» **What is expected**: Repeat each record below exactly, dropping the pictures.

» **Stored records**:
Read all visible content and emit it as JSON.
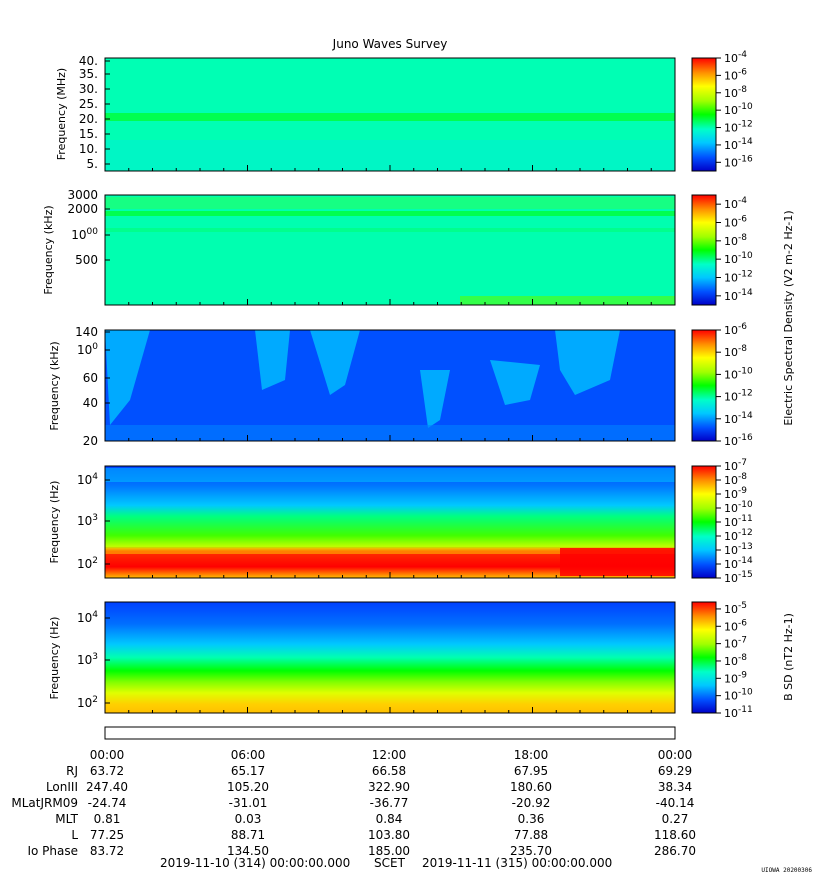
{
  "title": "Juno Waves Survey",
  "colors": {
    "colorscale": [
      "#0000c8",
      "#0050ff",
      "#00c8ff",
      "#00ffc8",
      "#00ff00",
      "#a0ff00",
      "#ffff00",
      "#ff9000",
      "#ff0000"
    ]
  },
  "chart_data": [
    {
      "type": "heatmap",
      "panel": "HFR high",
      "ylabel": "Frequency (MHz)",
      "yticks": [
        "40.",
        "35.",
        "30.",
        "25.",
        "20.",
        "15.",
        "10.",
        "5."
      ],
      "ylim": [
        3,
        41
      ],
      "x": [
        "00:00",
        "06:00",
        "12:00",
        "18:00",
        "00:00"
      ],
      "colorbar": {
        "ticks": [
          "10-4",
          "10-6",
          "10-8",
          "10-10",
          "10-12",
          "10-14",
          "10-16"
        ],
        "range_log": [
          -17,
          -4
        ]
      },
      "description": "uniform background near 10-12, bright band near 21 MHz"
    },
    {
      "type": "heatmap",
      "panel": "HFR low",
      "ylabel": "Frequency (kHz)",
      "yticks": [
        "3000",
        "2000",
        "1000",
        "500"
      ],
      "ylim_log": [
        140,
        3000
      ],
      "colorbar": {
        "ticks": [
          "10-4",
          "10-6",
          "10-8",
          "10-10",
          "10-12",
          "10-14"
        ],
        "range_log": [
          -15,
          -3
        ]
      }
    },
    {
      "type": "heatmap",
      "panel": "LFR high",
      "ylabel": "Frequency (kHz)",
      "yticks": [
        "140",
        "100",
        "60",
        "40",
        "20"
      ],
      "ylim_log": [
        20,
        140
      ],
      "colorbar": {
        "ticks": [
          "10-6",
          "10-8",
          "10-10",
          "10-12",
          "10-14",
          "10-16"
        ],
        "range_log": [
          -16,
          -6
        ]
      }
    },
    {
      "type": "heatmap",
      "panel": "LFR low",
      "ylabel": "Frequency (Hz)",
      "yticks": [
        "104",
        "103",
        "102"
      ],
      "ylim_log": [
        50,
        20000
      ],
      "colorbar": {
        "ticks": [
          "10-7",
          "10-8",
          "10-9",
          "10-10",
          "10-11",
          "10-12",
          "10-13",
          "10-14",
          "10-15"
        ],
        "range_log": [
          -15,
          -7
        ]
      }
    },
    {
      "type": "heatmap",
      "panel": "Magnetic",
      "ylabel": "Frequency (Hz)",
      "yticks": [
        "104",
        "103",
        "102"
      ],
      "ylim_log": [
        50,
        20000
      ],
      "colorbar": {
        "ticks": [
          "10-5",
          "10-6",
          "10-7",
          "10-8",
          "10-9",
          "10-10",
          "10-11"
        ],
        "range_log": [
          -11,
          -4.6
        ]
      }
    }
  ],
  "colorbar_label_electric": "Electric Spectral Density (V2 m-2 Hz-1)",
  "colorbar_label_magnetic": "B SD (nT2 Hz-1)",
  "ephemeris": {
    "time_labels": [
      "00:00",
      "06:00",
      "12:00",
      "18:00",
      "00:00"
    ],
    "rows": [
      {
        "label": "RJ",
        "values": [
          "63.72",
          "65.17",
          "66.58",
          "67.95",
          "69.29"
        ]
      },
      {
        "label": "LonIII",
        "values": [
          "247.40",
          "105.20",
          "322.90",
          "180.60",
          "38.34"
        ]
      },
      {
        "label": "MLatJRM09",
        "values": [
          "-24.74",
          "-31.01",
          "-36.77",
          "-20.92",
          "-40.14"
        ]
      },
      {
        "label": "MLT",
        "values": [
          "0.81",
          "0.03",
          "0.84",
          "0.36",
          "0.27"
        ]
      },
      {
        "label": "L",
        "values": [
          "77.25",
          "88.71",
          "103.80",
          "77.88",
          "118.60"
        ]
      },
      {
        "label": "Io Phase",
        "values": [
          "83.72",
          "134.50",
          "185.00",
          "235.70",
          "286.70"
        ]
      }
    ]
  },
  "footer": {
    "start": "2019-11-10 (314) 00:00:00.000",
    "scet": "SCET",
    "end": "2019-11-11 (315) 00:00:00.000"
  },
  "stamp": "UIOWA 20200306"
}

» **Response**:
Read all visible content and emit it as JSON.
{
  "title": "Juno Waves Survey",
  "colors": {
    "colorscale": [
      "#0000c8",
      "#0050ff",
      "#00c8ff",
      "#00ffc8",
      "#00ff00",
      "#a0ff00",
      "#ffff00",
      "#ff9000",
      "#ff0000"
    ]
  },
  "chart_data": [
    {
      "type": "heatmap",
      "panel": "HFR high",
      "ylabel": "Frequency (MHz)",
      "yticks": [
        "40.",
        "35.",
        "30.",
        "25.",
        "20.",
        "15.",
        "10.",
        "5."
      ],
      "ylim": [
        3,
        41
      ],
      "x": [
        "00:00",
        "06:00",
        "12:00",
        "18:00",
        "00:00"
      ],
      "colorbar": {
        "ticks": [
          "10-4",
          "10-6",
          "10-8",
          "10-10",
          "10-12",
          "10-14",
          "10-16"
        ],
        "range_log": [
          -17,
          -4
        ]
      },
      "description": "uniform background near 10-12, bright band near 21 MHz"
    },
    {
      "type": "heatmap",
      "panel": "HFR low",
      "ylabel": "Frequency (kHz)",
      "yticks": [
        "3000",
        "2000",
        "1000",
        "500"
      ],
      "ylim_log": [
        140,
        3000
      ],
      "colorbar": {
        "ticks": [
          "10-4",
          "10-6",
          "10-8",
          "10-10",
          "10-12",
          "10-14"
        ],
        "range_log": [
          -15,
          -3
        ]
      }
    },
    {
      "type": "heatmap",
      "panel": "LFR high",
      "ylabel": "Frequency (kHz)",
      "yticks": [
        "140",
        "100",
        "60",
        "40",
        "20"
      ],
      "ylim_log": [
        20,
        140
      ],
      "colorbar": {
        "ticks": [
          "10-6",
          "10-8",
          "10-10",
          "10-12",
          "10-14",
          "10-16"
        ],
        "range_log": [
          -16,
          -6
        ]
      }
    },
    {
      "type": "heatmap",
      "panel": "LFR low",
      "ylabel": "Frequency (Hz)",
      "yticks": [
        "104",
        "103",
        "102"
      ],
      "ylim_log": [
        50,
        20000
      ],
      "colorbar": {
        "ticks": [
          "10-7",
          "10-8",
          "10-9",
          "10-10",
          "10-11",
          "10-12",
          "10-13",
          "10-14",
          "10-15"
        ],
        "range_log": [
          -15,
          -7
        ]
      }
    },
    {
      "type": "heatmap",
      "panel": "Magnetic",
      "ylabel": "Frequency (Hz)",
      "yticks": [
        "104",
        "103",
        "102"
      ],
      "ylim_log": [
        50,
        20000
      ],
      "colorbar": {
        "ticks": [
          "10-5",
          "10-6",
          "10-7",
          "10-8",
          "10-9",
          "10-10",
          "10-11"
        ],
        "range_log": [
          -11,
          -4.6
        ]
      }
    }
  ],
  "colorbar_label_electric": "Electric Spectral Density (V2 m-2 Hz-1)",
  "colorbar_label_magnetic": "B SD (nT2 Hz-1)",
  "ephemeris": {
    "time_labels": [
      "00:00",
      "06:00",
      "12:00",
      "18:00",
      "00:00"
    ],
    "rows": [
      {
        "label": "RJ",
        "values": [
          "63.72",
          "65.17",
          "66.58",
          "67.95",
          "69.29"
        ]
      },
      {
        "label": "LonIII",
        "values": [
          "247.40",
          "105.20",
          "322.90",
          "180.60",
          "38.34"
        ]
      },
      {
        "label": "MLatJRM09",
        "values": [
          "-24.74",
          "-31.01",
          "-36.77",
          "-20.92",
          "-40.14"
        ]
      },
      {
        "label": "MLT",
        "values": [
          "0.81",
          "0.03",
          "0.84",
          "0.36",
          "0.27"
        ]
      },
      {
        "label": "L",
        "values": [
          "77.25",
          "88.71",
          "103.80",
          "77.88",
          "118.60"
        ]
      },
      {
        "label": "Io Phase",
        "values": [
          "83.72",
          "134.50",
          "185.00",
          "235.70",
          "286.70"
        ]
      }
    ]
  },
  "footer": {
    "start": "2019-11-10 (314) 00:00:00.000",
    "scet": "SCET",
    "end": "2019-11-11 (315) 00:00:00.000"
  },
  "stamp": "UIOWA 20200306"
}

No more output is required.